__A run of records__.
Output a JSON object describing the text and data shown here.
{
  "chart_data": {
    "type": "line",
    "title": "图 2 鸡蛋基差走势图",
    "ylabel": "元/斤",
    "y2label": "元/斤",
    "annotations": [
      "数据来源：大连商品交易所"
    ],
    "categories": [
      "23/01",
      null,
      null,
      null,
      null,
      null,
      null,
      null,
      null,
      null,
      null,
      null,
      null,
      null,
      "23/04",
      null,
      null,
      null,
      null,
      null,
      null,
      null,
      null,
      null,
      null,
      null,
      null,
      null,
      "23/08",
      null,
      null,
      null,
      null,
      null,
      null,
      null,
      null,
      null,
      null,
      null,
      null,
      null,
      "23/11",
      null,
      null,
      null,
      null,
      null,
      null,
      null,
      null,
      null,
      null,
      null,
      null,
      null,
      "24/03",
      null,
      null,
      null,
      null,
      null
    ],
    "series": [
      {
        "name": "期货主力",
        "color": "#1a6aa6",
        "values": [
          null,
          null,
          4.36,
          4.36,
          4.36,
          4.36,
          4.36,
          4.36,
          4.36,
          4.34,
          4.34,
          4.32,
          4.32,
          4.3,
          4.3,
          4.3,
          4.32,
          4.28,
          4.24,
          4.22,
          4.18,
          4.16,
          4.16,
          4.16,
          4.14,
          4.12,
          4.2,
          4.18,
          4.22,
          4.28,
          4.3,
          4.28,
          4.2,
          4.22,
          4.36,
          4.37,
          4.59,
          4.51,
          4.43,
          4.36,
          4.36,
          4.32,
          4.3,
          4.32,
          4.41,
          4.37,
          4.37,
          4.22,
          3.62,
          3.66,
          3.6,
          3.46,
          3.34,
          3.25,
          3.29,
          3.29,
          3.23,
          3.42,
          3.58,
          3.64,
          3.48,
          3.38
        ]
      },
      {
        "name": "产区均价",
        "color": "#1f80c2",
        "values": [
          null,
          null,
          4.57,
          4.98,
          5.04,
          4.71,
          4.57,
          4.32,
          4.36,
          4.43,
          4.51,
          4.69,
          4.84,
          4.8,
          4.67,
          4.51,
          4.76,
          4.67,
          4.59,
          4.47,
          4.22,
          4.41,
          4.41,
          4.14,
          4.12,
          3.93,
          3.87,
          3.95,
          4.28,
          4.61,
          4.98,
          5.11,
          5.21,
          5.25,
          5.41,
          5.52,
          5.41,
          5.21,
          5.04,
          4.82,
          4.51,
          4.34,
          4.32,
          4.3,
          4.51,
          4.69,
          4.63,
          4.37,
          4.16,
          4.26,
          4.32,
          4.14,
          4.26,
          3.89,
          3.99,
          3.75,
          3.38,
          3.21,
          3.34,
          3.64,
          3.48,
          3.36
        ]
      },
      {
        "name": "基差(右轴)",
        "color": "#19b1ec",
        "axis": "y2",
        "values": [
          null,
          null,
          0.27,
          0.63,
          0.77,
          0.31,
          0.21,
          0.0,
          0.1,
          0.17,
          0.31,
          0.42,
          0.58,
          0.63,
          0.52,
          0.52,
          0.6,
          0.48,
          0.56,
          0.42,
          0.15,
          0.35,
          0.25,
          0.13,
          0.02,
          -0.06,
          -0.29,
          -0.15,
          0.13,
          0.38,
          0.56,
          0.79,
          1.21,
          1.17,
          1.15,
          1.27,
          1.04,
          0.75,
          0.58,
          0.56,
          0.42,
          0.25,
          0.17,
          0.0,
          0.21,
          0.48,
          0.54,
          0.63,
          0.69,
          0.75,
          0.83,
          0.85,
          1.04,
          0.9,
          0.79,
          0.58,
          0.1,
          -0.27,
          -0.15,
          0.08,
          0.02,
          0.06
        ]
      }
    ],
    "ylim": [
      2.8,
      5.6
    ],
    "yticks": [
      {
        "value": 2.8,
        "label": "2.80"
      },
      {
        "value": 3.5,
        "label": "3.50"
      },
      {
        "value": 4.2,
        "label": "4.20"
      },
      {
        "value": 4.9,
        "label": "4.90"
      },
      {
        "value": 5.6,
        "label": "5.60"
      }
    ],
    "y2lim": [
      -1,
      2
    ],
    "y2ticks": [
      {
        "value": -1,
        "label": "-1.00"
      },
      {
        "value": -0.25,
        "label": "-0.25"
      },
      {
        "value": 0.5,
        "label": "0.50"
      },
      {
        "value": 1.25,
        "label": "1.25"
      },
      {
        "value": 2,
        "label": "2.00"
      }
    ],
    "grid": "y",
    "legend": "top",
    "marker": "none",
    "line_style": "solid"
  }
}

__Your goal__.
Please restate the data word for word, every record included.

__Exercise output__.
Output a JSON object describing the text and data shown here.
{
  "chart_data": {
    "type": "line",
    "title": "图 2 鸡蛋基差走势图",
    "ylabel": "元/斤",
    "y2label": "元/斤",
    "annotations": [
      "数据来源：大连商品交易所"
    ],
    "categories": [
      "23/01",
      null,
      null,
      null,
      null,
      null,
      null,
      null,
      null,
      null,
      null,
      null,
      null,
      null,
      "23/04",
      null,
      null,
      null,
      null,
      null,
      null,
      null,
      null,
      null,
      null,
      null,
      null,
      null,
      "23/08",
      null,
      null,
      null,
      null,
      null,
      null,
      null,
      null,
      null,
      null,
      null,
      null,
      null,
      "23/11",
      null,
      null,
      null,
      null,
      null,
      null,
      null,
      null,
      null,
      null,
      null,
      null,
      null,
      "24/03",
      null,
      null,
      null,
      null,
      null
    ],
    "series": [
      {
        "name": "期货主力",
        "color": "#1a6aa6",
        "values": [
          null,
          null,
          4.36,
          4.36,
          4.36,
          4.36,
          4.36,
          4.36,
          4.36,
          4.34,
          4.34,
          4.32,
          4.32,
          4.3,
          4.3,
          4.3,
          4.32,
          4.28,
          4.24,
          4.22,
          4.18,
          4.16,
          4.16,
          4.16,
          4.14,
          4.12,
          4.2,
          4.18,
          4.22,
          4.28,
          4.3,
          4.28,
          4.2,
          4.22,
          4.36,
          4.37,
          4.59,
          4.51,
          4.43,
          4.36,
          4.36,
          4.32,
          4.3,
          4.32,
          4.41,
          4.37,
          4.37,
          4.22,
          3.62,
          3.66,
          3.6,
          3.46,
          3.34,
          3.25,
          3.29,
          3.29,
          3.23,
          3.42,
          3.58,
          3.64,
          3.48,
          3.38
        ]
      },
      {
        "name": "产区均价",
        "color": "#1f80c2",
        "values": [
          null,
          null,
          4.57,
          4.98,
          5.04,
          4.71,
          4.57,
          4.32,
          4.36,
          4.43,
          4.51,
          4.69,
          4.84,
          4.8,
          4.67,
          4.51,
          4.76,
          4.67,
          4.59,
          4.47,
          4.22,
          4.41,
          4.41,
          4.14,
          4.12,
          3.93,
          3.87,
          3.95,
          4.28,
          4.61,
          4.98,
          5.11,
          5.21,
          5.25,
          5.41,
          5.52,
          5.41,
          5.21,
          5.04,
          4.82,
          4.51,
          4.34,
          4.32,
          4.3,
          4.51,
          4.69,
          4.63,
          4.37,
          4.16,
          4.26,
          4.32,
          4.14,
          4.26,
          3.89,
          3.99,
          3.75,
          3.38,
          3.21,
          3.34,
          3.64,
          3.48,
          3.36
        ]
      },
      {
        "name": "基差(右轴)",
        "color": "#19b1ec",
        "axis": "y2",
        "values": [
          null,
          null,
          0.27,
          0.63,
          0.77,
          0.31,
          0.21,
          0.0,
          0.1,
          0.17,
          0.31,
          0.42,
          0.58,
          0.63,
          0.52,
          0.52,
          0.6,
          0.48,
          0.56,
          0.42,
          0.15,
          0.35,
          0.25,
          0.13,
          0.02,
          -0.06,
          -0.29,
          -0.15,
          0.13,
          0.38,
          0.56,
          0.79,
          1.21,
          1.17,
          1.15,
          1.27,
          1.04,
          0.75,
          0.58,
          0.56,
          0.42,
          0.25,
          0.17,
          0.0,
          0.21,
          0.48,
          0.54,
          0.63,
          0.69,
          0.75,
          0.83,
          0.85,
          1.04,
          0.9,
          0.79,
          0.58,
          0.1,
          -0.27,
          -0.15,
          0.08,
          0.02,
          0.06
        ]
      }
    ],
    "ylim": [
      2.8,
      5.6
    ],
    "yticks": [
      {
        "value": 2.8,
        "label": "2.80"
      },
      {
        "value": 3.5,
        "label": "3.50"
      },
      {
        "value": 4.2,
        "label": "4.20"
      },
      {
        "value": 4.9,
        "label": "4.90"
      },
      {
        "value": 5.6,
        "label": "5.60"
      }
    ],
    "y2lim": [
      -1,
      2
    ],
    "y2ticks": [
      {
        "value": -1,
        "label": "-1.00"
      },
      {
        "value": -0.25,
        "label": "-0.25"
      },
      {
        "value": 0.5,
        "label": "0.50"
      },
      {
        "value": 1.25,
        "label": "1.25"
      },
      {
        "value": 2,
        "label": "2.00"
      }
    ],
    "grid": "y",
    "legend": "top",
    "marker": "none",
    "line_style": "solid"
  }
}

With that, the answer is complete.